Stored records
★ ★ ★
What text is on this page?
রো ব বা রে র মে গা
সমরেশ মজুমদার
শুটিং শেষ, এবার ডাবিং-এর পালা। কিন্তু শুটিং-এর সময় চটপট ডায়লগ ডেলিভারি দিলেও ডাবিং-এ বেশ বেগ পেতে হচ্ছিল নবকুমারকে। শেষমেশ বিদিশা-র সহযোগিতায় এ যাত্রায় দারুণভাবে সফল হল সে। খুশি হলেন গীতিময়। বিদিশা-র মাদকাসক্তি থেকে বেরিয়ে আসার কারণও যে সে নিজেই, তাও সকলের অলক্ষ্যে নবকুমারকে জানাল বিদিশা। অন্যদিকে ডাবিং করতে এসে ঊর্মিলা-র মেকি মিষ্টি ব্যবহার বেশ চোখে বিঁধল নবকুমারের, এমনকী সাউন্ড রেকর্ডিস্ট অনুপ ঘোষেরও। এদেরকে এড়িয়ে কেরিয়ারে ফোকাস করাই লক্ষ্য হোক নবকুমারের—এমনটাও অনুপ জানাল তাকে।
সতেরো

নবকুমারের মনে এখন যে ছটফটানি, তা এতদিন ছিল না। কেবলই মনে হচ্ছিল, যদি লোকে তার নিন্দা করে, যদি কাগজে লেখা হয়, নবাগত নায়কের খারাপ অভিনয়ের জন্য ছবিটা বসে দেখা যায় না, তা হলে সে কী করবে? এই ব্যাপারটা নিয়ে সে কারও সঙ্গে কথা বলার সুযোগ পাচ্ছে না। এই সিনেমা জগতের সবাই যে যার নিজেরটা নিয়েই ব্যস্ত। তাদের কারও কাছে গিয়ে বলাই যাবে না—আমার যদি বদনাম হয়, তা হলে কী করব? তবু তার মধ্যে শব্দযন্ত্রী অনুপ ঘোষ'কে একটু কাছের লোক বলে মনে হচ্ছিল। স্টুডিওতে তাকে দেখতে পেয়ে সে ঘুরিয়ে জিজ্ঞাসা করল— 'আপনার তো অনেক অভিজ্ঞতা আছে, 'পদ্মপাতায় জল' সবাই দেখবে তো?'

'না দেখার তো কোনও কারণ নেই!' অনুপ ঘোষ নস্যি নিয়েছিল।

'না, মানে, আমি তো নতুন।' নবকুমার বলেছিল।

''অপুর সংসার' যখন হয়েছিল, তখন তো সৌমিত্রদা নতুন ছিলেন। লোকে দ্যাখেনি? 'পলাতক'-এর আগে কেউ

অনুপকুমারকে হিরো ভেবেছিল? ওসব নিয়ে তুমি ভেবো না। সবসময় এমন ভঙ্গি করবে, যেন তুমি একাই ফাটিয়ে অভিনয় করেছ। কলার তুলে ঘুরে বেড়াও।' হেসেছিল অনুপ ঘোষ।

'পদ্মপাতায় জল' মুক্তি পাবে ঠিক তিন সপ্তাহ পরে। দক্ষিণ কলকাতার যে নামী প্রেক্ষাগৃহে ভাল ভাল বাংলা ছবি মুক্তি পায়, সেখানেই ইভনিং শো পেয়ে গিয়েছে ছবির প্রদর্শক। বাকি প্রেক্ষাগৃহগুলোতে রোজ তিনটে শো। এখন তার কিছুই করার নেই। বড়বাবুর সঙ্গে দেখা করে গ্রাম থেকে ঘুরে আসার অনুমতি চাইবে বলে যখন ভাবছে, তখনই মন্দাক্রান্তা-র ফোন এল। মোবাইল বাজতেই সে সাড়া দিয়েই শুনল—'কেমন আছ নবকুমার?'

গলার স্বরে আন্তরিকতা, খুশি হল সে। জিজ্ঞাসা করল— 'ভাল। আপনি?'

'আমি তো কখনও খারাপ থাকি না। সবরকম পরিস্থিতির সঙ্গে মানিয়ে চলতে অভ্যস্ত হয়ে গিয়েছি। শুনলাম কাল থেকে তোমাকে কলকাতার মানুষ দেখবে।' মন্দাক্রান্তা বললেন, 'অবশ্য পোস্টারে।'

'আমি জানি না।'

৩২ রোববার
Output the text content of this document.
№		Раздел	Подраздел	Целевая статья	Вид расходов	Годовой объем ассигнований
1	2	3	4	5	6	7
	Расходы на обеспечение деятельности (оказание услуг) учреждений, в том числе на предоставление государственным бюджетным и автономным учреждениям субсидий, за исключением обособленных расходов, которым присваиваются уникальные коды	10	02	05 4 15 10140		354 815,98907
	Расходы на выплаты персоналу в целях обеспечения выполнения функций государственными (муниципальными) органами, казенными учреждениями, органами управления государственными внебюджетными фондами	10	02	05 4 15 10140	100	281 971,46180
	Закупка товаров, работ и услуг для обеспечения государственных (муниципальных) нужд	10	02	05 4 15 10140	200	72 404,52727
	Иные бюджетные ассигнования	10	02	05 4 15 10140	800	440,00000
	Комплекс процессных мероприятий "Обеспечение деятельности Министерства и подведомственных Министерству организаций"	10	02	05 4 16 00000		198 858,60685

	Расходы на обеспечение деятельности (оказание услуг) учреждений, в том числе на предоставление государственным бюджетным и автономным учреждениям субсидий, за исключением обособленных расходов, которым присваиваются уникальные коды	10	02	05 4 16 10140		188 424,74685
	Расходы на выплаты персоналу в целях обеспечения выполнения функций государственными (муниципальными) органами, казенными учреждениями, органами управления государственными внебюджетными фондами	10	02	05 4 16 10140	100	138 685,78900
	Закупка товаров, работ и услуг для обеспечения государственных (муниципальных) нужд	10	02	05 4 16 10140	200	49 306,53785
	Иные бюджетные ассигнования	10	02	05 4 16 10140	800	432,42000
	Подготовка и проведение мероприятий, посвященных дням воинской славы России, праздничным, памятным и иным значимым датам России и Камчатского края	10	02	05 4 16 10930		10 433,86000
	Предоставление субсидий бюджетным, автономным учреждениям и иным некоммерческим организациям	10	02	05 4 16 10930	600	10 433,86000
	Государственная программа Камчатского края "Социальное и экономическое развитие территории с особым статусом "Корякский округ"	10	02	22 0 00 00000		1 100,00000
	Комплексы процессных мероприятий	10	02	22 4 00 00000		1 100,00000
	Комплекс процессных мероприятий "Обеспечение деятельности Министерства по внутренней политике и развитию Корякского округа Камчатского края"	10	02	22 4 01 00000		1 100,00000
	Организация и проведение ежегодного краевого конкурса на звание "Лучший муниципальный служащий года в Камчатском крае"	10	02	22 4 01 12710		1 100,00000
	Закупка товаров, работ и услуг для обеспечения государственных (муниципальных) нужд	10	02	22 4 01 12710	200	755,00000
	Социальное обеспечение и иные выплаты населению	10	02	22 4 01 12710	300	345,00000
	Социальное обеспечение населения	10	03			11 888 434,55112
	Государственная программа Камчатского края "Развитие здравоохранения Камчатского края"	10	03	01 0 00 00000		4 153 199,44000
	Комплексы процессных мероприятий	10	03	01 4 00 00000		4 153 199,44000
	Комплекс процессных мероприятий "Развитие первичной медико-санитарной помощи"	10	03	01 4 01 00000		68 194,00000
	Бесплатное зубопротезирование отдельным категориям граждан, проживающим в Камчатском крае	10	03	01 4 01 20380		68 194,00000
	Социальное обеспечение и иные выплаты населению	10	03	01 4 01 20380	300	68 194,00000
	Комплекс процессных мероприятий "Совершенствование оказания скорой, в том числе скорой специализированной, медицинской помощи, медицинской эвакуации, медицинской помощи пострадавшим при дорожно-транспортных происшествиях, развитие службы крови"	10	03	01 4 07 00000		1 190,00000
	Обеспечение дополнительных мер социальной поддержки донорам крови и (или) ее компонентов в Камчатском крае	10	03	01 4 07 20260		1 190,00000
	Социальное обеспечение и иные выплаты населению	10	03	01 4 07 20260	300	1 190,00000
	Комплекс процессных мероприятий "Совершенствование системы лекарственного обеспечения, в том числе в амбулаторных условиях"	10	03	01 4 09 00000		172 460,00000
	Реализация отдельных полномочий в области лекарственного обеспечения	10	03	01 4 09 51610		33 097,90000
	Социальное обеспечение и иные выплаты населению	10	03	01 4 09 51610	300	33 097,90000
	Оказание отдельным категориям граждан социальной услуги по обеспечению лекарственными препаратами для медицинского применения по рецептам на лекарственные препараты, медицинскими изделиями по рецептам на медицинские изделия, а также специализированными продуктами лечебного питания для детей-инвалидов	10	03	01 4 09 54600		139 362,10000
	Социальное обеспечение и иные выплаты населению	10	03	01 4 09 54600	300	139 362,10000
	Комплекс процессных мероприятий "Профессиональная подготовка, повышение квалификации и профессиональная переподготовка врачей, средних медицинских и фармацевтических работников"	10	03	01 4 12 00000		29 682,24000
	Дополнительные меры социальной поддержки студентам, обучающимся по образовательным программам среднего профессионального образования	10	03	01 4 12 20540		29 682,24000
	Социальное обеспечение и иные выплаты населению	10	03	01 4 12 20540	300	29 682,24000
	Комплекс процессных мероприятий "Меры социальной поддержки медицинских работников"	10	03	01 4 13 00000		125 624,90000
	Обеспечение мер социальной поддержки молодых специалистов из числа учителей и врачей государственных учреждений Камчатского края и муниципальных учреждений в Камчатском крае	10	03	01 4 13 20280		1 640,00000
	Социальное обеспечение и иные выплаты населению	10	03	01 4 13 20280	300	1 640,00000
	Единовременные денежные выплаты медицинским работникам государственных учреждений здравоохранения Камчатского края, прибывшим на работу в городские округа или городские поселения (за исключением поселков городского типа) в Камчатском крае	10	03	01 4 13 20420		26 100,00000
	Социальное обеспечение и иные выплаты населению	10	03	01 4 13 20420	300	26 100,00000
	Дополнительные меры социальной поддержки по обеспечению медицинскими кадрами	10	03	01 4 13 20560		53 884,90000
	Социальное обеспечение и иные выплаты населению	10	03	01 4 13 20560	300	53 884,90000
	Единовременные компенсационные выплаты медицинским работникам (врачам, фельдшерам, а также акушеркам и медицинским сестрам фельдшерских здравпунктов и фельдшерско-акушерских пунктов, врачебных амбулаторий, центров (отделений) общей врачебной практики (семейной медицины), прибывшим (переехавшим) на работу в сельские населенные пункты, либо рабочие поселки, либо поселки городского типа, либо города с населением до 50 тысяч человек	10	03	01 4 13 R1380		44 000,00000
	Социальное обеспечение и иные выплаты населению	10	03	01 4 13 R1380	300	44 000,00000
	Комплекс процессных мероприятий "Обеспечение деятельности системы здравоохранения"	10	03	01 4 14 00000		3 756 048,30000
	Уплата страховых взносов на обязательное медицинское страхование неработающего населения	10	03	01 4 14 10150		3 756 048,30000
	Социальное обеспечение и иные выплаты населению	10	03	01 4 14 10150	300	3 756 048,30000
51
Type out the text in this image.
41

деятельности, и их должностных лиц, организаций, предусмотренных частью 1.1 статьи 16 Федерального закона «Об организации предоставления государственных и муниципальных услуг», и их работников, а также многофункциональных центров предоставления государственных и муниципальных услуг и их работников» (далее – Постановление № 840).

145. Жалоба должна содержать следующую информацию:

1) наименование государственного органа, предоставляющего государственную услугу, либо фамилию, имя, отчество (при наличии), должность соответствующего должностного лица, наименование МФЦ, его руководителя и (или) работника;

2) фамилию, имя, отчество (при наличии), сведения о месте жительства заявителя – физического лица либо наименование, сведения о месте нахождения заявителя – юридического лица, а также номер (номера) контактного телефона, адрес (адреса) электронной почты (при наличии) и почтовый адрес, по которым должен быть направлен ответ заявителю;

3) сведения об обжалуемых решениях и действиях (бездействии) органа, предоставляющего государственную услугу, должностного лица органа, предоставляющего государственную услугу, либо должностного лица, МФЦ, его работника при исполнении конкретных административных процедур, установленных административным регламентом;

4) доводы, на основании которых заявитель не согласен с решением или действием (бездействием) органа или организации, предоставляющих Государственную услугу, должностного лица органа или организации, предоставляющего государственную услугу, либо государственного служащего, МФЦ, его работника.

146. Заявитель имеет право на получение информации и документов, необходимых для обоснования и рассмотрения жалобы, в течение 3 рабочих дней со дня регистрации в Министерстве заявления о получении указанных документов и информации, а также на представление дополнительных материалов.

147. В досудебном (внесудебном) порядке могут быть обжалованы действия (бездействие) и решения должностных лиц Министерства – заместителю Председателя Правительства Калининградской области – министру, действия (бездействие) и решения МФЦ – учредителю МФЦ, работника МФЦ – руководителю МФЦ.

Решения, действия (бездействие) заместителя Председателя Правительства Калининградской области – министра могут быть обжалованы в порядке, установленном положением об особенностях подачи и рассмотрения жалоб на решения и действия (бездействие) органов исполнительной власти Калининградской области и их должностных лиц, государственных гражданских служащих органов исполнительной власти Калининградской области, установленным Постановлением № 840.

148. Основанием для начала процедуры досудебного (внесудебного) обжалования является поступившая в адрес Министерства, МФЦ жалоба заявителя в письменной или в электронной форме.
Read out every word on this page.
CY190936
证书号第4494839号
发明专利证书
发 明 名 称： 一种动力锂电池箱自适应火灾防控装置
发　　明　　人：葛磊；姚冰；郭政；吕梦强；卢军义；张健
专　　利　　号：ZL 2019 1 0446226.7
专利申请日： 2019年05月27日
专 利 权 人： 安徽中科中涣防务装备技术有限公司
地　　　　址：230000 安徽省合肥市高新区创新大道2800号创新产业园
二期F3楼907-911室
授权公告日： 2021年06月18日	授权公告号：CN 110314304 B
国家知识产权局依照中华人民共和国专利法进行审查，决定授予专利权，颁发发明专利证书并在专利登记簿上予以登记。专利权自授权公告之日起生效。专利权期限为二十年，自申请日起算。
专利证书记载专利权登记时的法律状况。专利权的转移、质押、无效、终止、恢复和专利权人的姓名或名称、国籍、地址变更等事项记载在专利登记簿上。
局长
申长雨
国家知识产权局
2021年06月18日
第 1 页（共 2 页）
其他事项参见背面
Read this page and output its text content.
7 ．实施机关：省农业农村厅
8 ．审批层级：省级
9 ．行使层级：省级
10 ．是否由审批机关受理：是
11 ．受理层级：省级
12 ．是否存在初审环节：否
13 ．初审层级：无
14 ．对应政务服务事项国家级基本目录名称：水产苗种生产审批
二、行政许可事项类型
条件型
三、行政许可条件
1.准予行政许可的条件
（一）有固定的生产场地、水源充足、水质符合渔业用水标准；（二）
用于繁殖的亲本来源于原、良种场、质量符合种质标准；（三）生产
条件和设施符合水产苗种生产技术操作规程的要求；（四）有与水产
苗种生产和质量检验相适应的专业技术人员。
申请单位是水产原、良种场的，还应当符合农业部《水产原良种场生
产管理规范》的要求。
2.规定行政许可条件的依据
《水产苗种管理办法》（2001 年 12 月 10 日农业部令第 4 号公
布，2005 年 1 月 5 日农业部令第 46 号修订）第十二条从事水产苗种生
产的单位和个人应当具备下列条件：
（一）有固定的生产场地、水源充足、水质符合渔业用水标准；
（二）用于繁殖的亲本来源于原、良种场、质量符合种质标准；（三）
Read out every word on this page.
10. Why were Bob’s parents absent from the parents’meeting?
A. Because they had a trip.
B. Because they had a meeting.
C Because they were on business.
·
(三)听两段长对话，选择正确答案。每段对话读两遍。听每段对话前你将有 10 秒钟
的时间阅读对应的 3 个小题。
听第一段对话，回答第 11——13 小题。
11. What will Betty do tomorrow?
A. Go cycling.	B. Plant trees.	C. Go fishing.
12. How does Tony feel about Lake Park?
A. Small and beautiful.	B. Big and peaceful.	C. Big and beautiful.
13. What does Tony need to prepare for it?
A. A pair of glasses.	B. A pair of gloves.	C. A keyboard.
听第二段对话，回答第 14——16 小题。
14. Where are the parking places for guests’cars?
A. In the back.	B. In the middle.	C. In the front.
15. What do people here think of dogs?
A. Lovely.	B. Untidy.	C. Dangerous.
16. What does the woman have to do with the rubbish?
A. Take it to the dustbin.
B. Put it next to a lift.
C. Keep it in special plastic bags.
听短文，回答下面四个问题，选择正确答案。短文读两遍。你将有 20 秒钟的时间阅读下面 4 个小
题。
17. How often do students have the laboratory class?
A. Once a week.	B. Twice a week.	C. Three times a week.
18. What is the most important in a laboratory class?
★ ★ ★
Copy every line of the material in which the word "page" occurs.

What text is on this page?
Read out every word on this page.
Read this page and output its text content.
Read out every word on this page.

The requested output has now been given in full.